**TO BE DONE**:
Wherever a line below holds the word "području", copy that line.

☆ ☆ ☆ ☆

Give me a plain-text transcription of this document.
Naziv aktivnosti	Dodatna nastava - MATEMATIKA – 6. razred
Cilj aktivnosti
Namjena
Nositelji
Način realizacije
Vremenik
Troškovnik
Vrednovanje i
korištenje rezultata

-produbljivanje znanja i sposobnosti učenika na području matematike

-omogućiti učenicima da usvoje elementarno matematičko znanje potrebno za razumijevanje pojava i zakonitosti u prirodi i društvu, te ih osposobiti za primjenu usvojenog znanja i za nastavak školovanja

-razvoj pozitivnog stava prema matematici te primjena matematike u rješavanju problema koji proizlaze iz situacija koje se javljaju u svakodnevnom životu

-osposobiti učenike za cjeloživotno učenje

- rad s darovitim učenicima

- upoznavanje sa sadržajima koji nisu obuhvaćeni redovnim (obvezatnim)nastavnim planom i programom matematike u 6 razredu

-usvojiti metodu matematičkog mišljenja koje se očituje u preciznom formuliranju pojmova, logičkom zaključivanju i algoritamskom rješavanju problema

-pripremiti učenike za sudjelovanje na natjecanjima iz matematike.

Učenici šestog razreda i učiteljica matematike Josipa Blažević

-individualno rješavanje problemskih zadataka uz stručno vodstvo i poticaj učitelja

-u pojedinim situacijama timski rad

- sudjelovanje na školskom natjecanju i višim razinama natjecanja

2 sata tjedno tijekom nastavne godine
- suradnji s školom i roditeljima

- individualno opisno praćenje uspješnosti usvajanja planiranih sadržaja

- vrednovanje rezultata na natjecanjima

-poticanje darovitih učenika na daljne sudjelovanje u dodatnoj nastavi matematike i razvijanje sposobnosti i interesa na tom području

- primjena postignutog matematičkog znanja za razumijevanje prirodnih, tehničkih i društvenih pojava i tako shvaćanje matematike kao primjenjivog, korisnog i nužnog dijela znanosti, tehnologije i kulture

☆ ☆ ☆ ☆

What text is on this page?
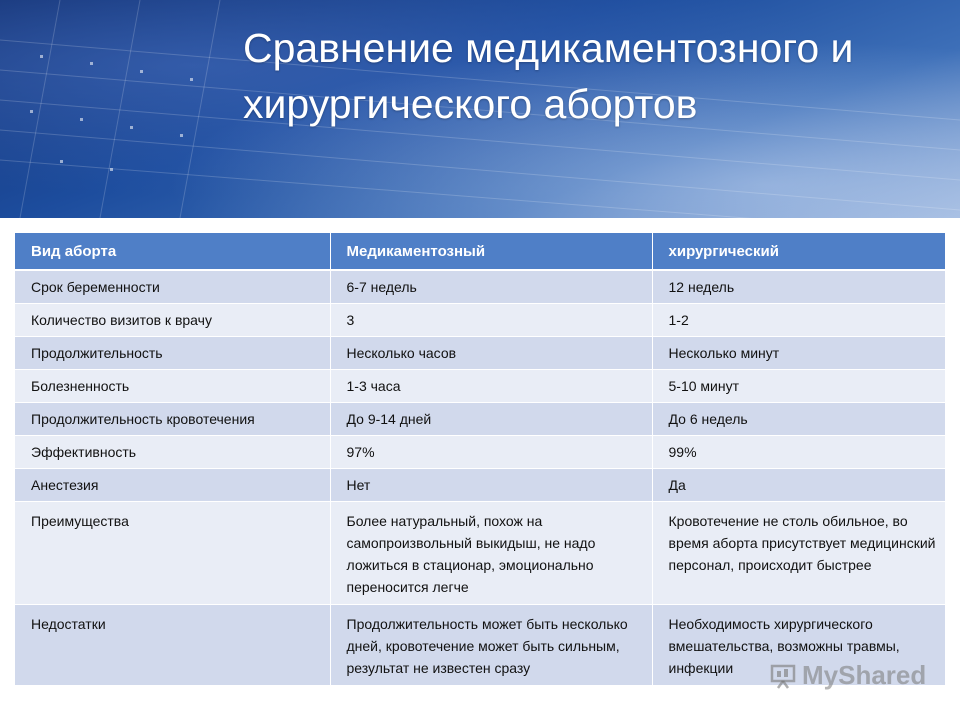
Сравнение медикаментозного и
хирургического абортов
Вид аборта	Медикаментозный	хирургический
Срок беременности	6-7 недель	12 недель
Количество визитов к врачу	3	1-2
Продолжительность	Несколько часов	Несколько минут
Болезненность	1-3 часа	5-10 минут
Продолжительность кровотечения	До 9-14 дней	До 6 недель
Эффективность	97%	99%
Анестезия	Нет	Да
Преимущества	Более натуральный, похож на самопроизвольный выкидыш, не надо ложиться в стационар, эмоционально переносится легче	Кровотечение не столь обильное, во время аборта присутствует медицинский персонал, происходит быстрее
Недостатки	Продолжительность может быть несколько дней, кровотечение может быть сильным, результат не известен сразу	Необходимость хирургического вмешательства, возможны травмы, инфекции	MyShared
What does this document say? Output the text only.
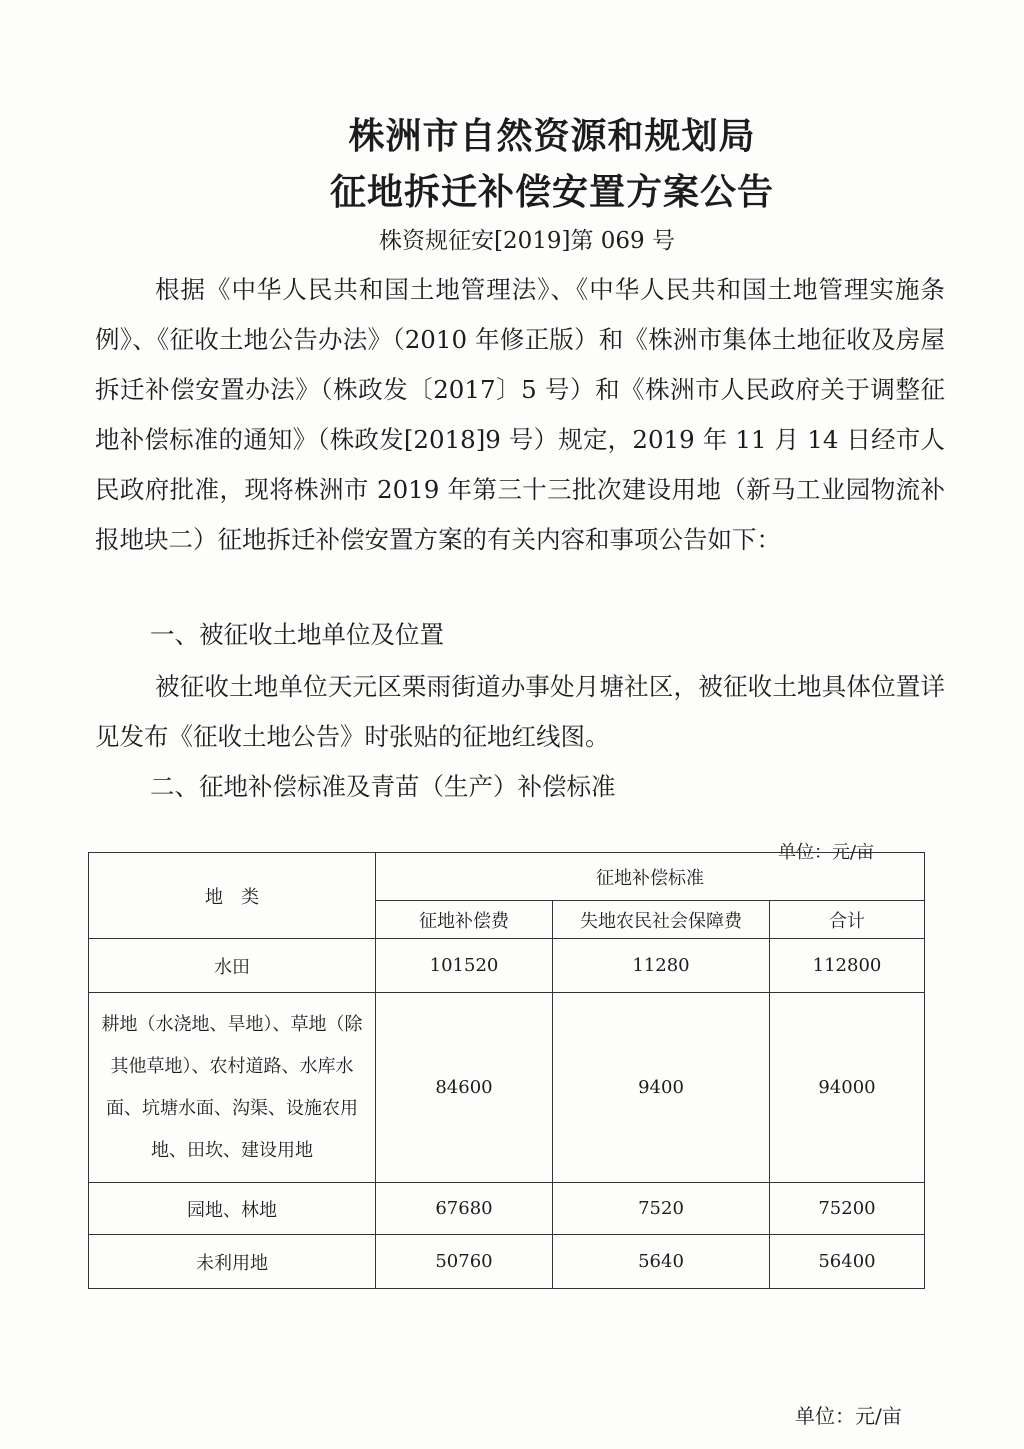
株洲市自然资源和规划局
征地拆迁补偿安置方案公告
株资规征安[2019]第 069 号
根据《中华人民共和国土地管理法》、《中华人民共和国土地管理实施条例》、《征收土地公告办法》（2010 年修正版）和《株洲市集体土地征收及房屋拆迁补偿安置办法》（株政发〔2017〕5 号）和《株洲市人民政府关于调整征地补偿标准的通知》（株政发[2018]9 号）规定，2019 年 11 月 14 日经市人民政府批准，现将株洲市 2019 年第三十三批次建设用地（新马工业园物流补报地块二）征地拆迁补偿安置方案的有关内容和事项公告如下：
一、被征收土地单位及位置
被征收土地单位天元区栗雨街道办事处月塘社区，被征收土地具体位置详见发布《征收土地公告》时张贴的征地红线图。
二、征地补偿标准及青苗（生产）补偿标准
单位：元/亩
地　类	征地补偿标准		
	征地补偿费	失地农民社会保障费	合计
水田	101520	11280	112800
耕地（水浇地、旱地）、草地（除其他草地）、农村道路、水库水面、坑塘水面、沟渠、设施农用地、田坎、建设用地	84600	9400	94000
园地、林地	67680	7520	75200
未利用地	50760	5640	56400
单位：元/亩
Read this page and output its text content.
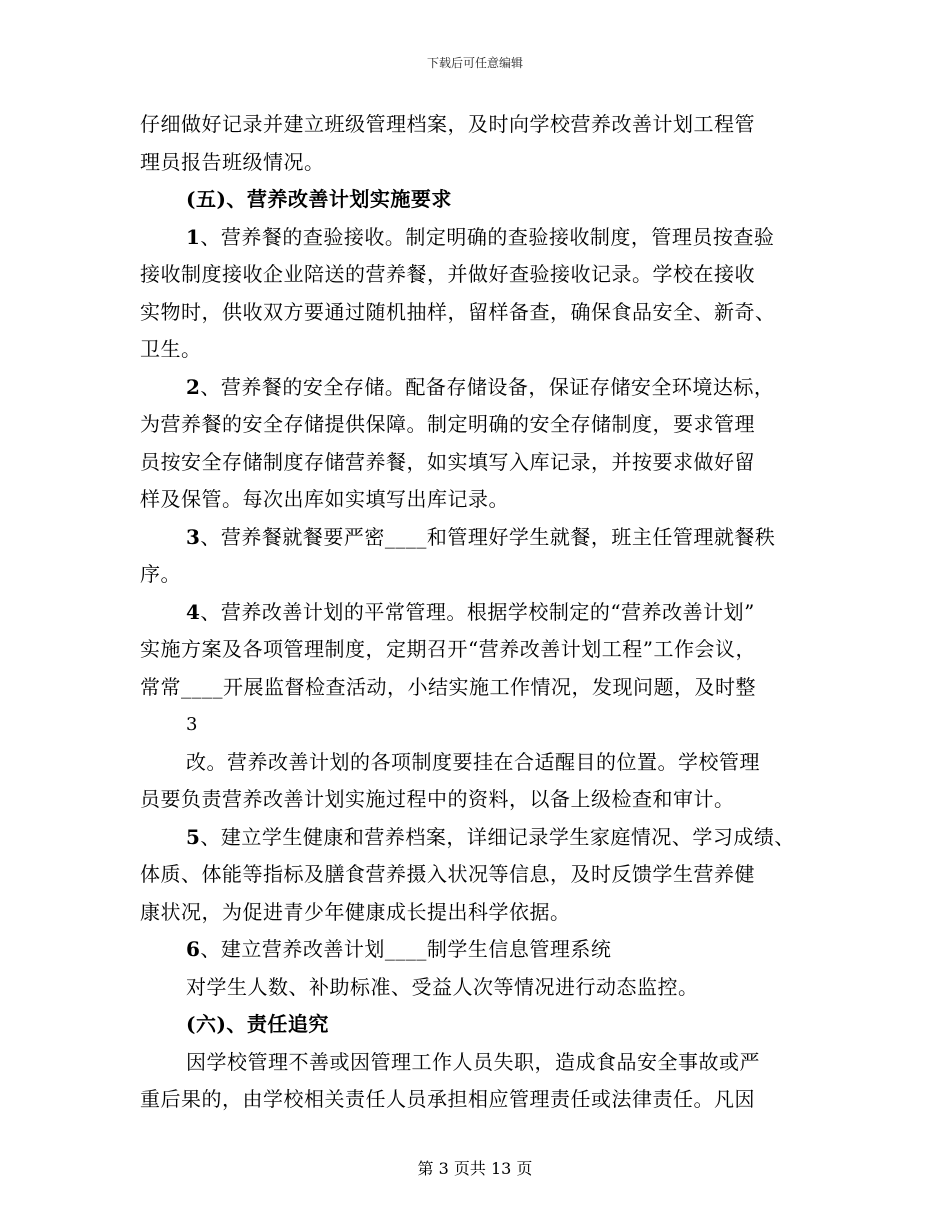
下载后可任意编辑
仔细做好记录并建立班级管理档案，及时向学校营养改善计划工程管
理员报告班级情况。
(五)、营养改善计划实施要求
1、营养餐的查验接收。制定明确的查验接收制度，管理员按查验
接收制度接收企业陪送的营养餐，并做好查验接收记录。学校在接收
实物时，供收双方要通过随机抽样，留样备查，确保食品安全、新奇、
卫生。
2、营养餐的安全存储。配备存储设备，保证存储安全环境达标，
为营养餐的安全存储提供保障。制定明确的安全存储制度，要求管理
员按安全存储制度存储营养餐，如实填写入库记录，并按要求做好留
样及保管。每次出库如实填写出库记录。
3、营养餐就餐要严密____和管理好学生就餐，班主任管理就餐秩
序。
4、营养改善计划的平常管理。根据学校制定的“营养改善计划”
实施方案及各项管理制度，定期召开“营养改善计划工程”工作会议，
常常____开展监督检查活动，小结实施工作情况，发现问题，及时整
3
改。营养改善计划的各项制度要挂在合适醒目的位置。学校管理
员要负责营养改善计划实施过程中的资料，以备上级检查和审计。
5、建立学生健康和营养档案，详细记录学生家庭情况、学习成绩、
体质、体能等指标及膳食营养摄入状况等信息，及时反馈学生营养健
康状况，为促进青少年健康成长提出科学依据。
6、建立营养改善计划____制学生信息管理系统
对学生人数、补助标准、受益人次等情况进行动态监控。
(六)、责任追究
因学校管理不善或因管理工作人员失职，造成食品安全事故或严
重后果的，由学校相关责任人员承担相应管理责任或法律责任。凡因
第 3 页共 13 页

☆ ☆ ☆ ☆

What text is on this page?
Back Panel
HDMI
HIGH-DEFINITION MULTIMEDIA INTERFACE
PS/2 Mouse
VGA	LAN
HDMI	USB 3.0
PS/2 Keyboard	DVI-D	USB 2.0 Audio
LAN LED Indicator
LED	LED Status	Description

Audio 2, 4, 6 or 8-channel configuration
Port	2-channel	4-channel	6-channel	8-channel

☆ ☆ ☆ ☆

**THE RESPONSE**:
-produbljivanje znanja i sposobnosti učenika na području matematike
-poticanje darovitih učenika na daljne sudjelovanje u dodatnoj nastavi matematike i razvijanje sposobnosti i interesa na tom području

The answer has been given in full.